[To be done] Write out the material exactly, with the pictures left out.
——————
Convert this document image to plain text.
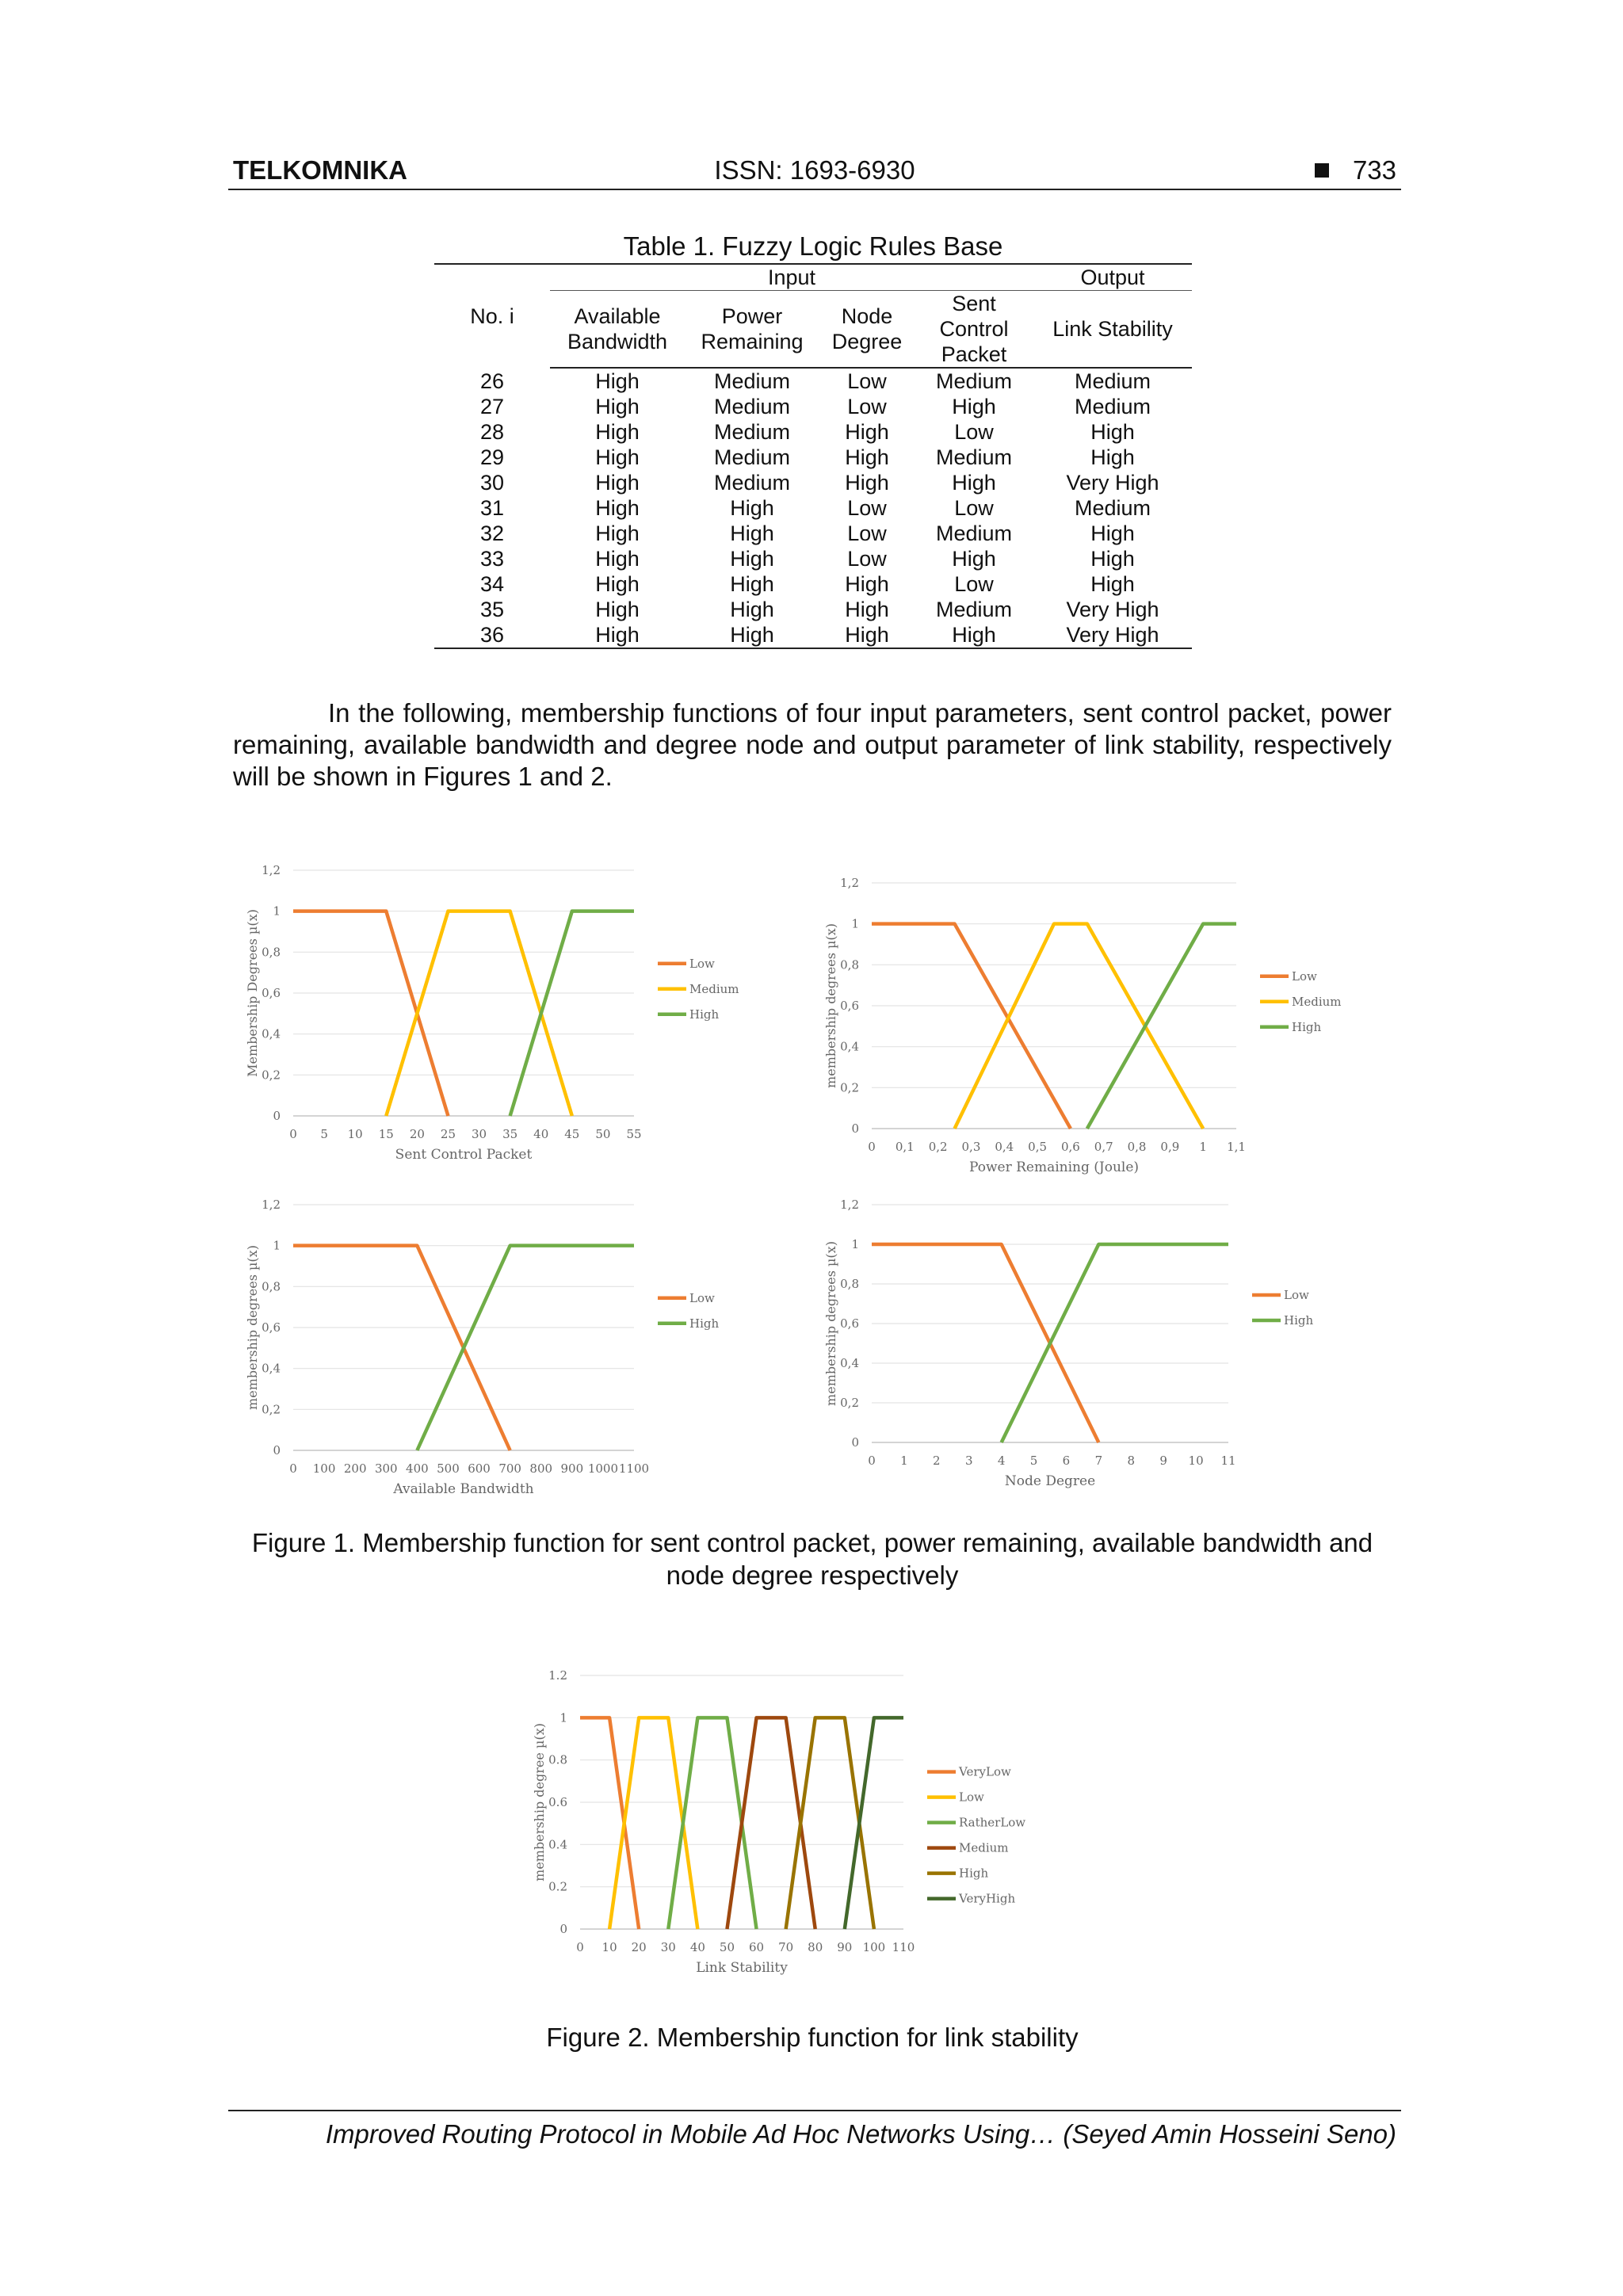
TELKOMNIKA	ISSN: 1693-6930	733
Table 1. Fuzzy Logic Rules Base
No. i	Input				Output
	Available Bandwidth	Power Remaining	Node Degree	Sent Control Packet	Link Stability
26	High	Medium	Low	Medium	Medium
27	High	Medium	Low	High	Medium
28	High	Medium	High	Low	High
29	High	Medium	High	Medium	High
30	High	Medium	High	High	Very High
31	High	High	Low	Low	Medium
32	High	High	Low	Medium	High
33	High	High	Low	High	High
34	High	High	High	Low	High
35	High	High	High	Medium	Very High
36	High	High	High	High	Very High
In the following, membership functions of four input parameters, sent control packet, power remaining, available bandwidth and degree node and output parameter of link stability, respectively will be shown in Figures 1 and 2.
0
0,2
0,4
0,6
0,8
1
1,2
0 5 10 15 20 25 30 35 40 45 50 55
Sent Control Packet
Membership Degrees µ(x)	Low
Medium
High
0
0,2
0,4
0,6
0,8
1
1,2
0 0,1 0,2 0,3 0,4 0,5 0,6 0,7 0,8 0,9 1 1,1
Power Remaining (Joule)
membership degrees µ(x)	Low
Medium
High
0
0,2
0,4
0,6
0,8
1
1,2
0 100 200 300 400 500 600 700 800 900 1000 1100
Available Bandwidth
membership degrees µ(x)	Low
High
0
0,2
0,4
0,6
0,8
1
1,2
0 1 2 3 4 5 6 7 8 9 10 11
Node Degree
membership degrees µ(x)	Low
High
Figure 1. Membership function for sent control packet, power remaining, available bandwidth and node degree respectively
0
0.2
0.4
0.6
0.8
1
1.2
0 10 20 30 40 50 60 70 80 90 100 110
Link Stability
membership degree µ(x)	VeryLow
Low
RatherLow
Medium
High
VeryHigh
Figure 2. Membership function for link stability
Improved Routing Protocol in Mobile Ad Hoc Networks Using… (Seyed Amin Hosseini Seno)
——————
[Answer for this exercise]
Convert this document image to plain text.
TELKOMNIKA	ISSN: 1693-6930	733
Table 1. Fuzzy Logic Rules Base
No. i	Input				Output
	Available Bandwidth	Power Remaining	Node Degree	Sent Control Packet	Link Stability
26	High	Medium	Low	Medium	Medium
27	High	Medium	Low	High	Medium
28	High	Medium	High	Low	High
29	High	Medium	High	Medium	High
30	High	Medium	High	High	Very High
31	High	High	Low	Low	Medium
32	High	High	Low	Medium	High
33	High	High	Low	High	High
34	High	High	High	Low	High
35	High	High	High	Medium	Very High
36	High	High	High	High	Very High
In the following, membership functions of four input parameters, sent control packet, power remaining, available bandwidth and degree node and output parameter of link stability, respectively will be shown in Figures 1 and 2.
0
0,2
0,4
0,6
0,8
1
1,2
0 5 10 15 20 25 30 35 40 45 50 55
Sent Control Packet
Membership Degrees µ(x)	Low
Medium
High
0
0,2
0,4
0,6
0,8
1
1,2
0 0,1 0,2 0,3 0,4 0,5 0,6 0,7 0,8 0,9 1 1,1
Power Remaining (Joule)
membership degrees µ(x)	Low
Medium
High
0
0,2
0,4
0,6
0,8
1
1,2
0 100 200 300 400 500 600 700 800 900 1000 1100
Available Bandwidth
membership degrees µ(x)	Low
High
0
0,2
0,4
0,6
0,8
1
1,2
0 1 2 3 4 5 6 7 8 9 10 11
Node Degree
membership degrees µ(x)	Low
High
Figure 1. Membership function for sent control packet, power remaining, available bandwidth and node degree respectively
0
0.2
0.4
0.6
0.8
1
1.2
0 10 20 30 40 50 60 70 80 90 100 110
Link Stability
membership degree µ(x)	VeryLow
Low
RatherLow
Medium
High
VeryHigh
Figure 2. Membership function for link stability
Improved Routing Protocol in Mobile Ad Hoc Networks Using… (Seyed Amin Hosseini Seno)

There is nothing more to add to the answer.